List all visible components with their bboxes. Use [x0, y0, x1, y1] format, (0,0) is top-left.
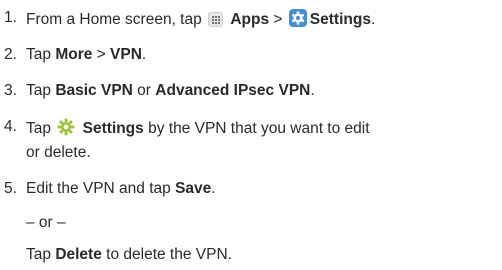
save-label: Save	[175, 180, 212, 197]
step-text-pre: From a Home screen, tap	[26, 11, 202, 28]
delete-label: Delete	[55, 246, 102, 263]
step-text: Tap Basic VPN or Advanced IPsec VPN.	[26, 82, 315, 100]
more-label: More	[55, 46, 93, 63]
settings-label: Settings	[82, 120, 144, 137]
basic-vpn-label: Basic VPN	[55, 82, 133, 99]
step-text-post: by the VPN that you want to edit	[148, 120, 370, 137]
step-text: Edit the VPN and tap Save.	[26, 180, 216, 198]
gear-icon	[57, 118, 75, 136]
step-text-pre: Tap	[26, 82, 51, 99]
vpn-label: VPN	[110, 46, 142, 63]
step-text-line2: or delete.	[26, 144, 91, 161]
separator: >	[273, 11, 283, 28]
period: .	[310, 82, 315, 99]
settings-app-icon	[288, 9, 307, 27]
period: .	[211, 180, 216, 197]
or-text: or	[137, 82, 151, 99]
or-text: – or –	[26, 214, 66, 231]
step-number: 5.	[4, 180, 17, 197]
step-text: Tap More > VPN.	[26, 46, 146, 64]
step-text: From a Home screen, tap Apps > Settings.	[26, 9, 375, 29]
step-text: Tap Settings by the VPN that you want to…	[26, 118, 370, 138]
period: .	[141, 46, 147, 63]
step-text-pre: Tap	[26, 120, 51, 137]
alt-text: Tap Delete to delete the VPN.	[26, 246, 232, 264]
step-text-pre: Tap	[26, 46, 51, 63]
step-text-pre: Tap	[26, 246, 51, 263]
advanced-ipsec-vpn-label: Advanced IPsec VPN	[155, 82, 311, 99]
step-number: 3.	[4, 82, 17, 99]
step-number: 1.	[4, 9, 17, 26]
instructions-document: 1. From a Home screen, tap Apps > Settin…	[0, 0, 502, 270]
settings-label: Settings	[309, 11, 371, 28]
separator: >	[96, 46, 106, 63]
apps-grid-icon	[208, 12, 224, 27]
apps-label: Apps	[230, 11, 270, 28]
step-number: 2.	[4, 46, 17, 63]
step-number: 4.	[4, 118, 17, 135]
step-text-post: to delete the VPN.	[106, 246, 232, 263]
step-text-pre: Edit the VPN and tap	[26, 180, 171, 197]
period: .	[370, 11, 376, 28]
####################
Short exercise: Convert the items from the line containing "180, 212, 197]" through the line containing "120, 51, 137]", inclusive, into a JSON list of strings with one string per line and no blank lines.

Expected answer:
[
  "save-label: Save\t[175, 180, 212, 197]",
  "step-text-pre: From a Home screen, tap\t[26, 11, 202, 28]",
  "delete-label: Delete\t[55, 246, 102, 263]",
  "step-text: Tap Basic VPN or Advanced IPsec VPN.\t[26, 82, 315, 100]",
  "more-label: More\t[55, 46, 93, 63]",
  "settings-label: Settings\t[82, 120, 144, 137]",
  "basic-vpn-label: Basic VPN\t[55, 82, 133, 99]",
  "step-text-post: by the VPN that you want to edit\t[148, 120, 370, 137]",
  "step-text: Edit the VPN and tap Save.\t[26, 180, 216, 198]",
  "gear-icon\t[57, 118, 75, 136]",
  "step-text-pre: Tap\t[26, 82, 51, 99]",
  "vpn-label: VPN\t[110, 46, 142, 63]",
  "step-text-line2: or delete.\t[26, 144, 91, 161]",
  "separator: >\t[273, 11, 283, 28]",
  "period: .\t[310, 82, 315, 99]",
  "settings-app-icon\t[288, 9, 307, 27]",
  "period: .\t[211, 180, 216, 197]",
  "or-text: or\t[137, 82, 151, 99]",
  "or-text: – or –\t[26, 214, 66, 231]",
  "step-number: 5.\t[4, 180, 17, 197]",
  "step-text: Tap More > VPN.\t[26, 46, 146, 64]",
  "step-text: From a Home screen, tap Apps > Settings.\t[26, 9, 375, 29]",
  "step-text: Tap Settings by the VPN that you want to…\t[26, 118, 370, 138]",
  "period: .\t[141, 46, 147, 63]",
  "step-text-pre: Tap\t[26, 120, 51, 137]"
]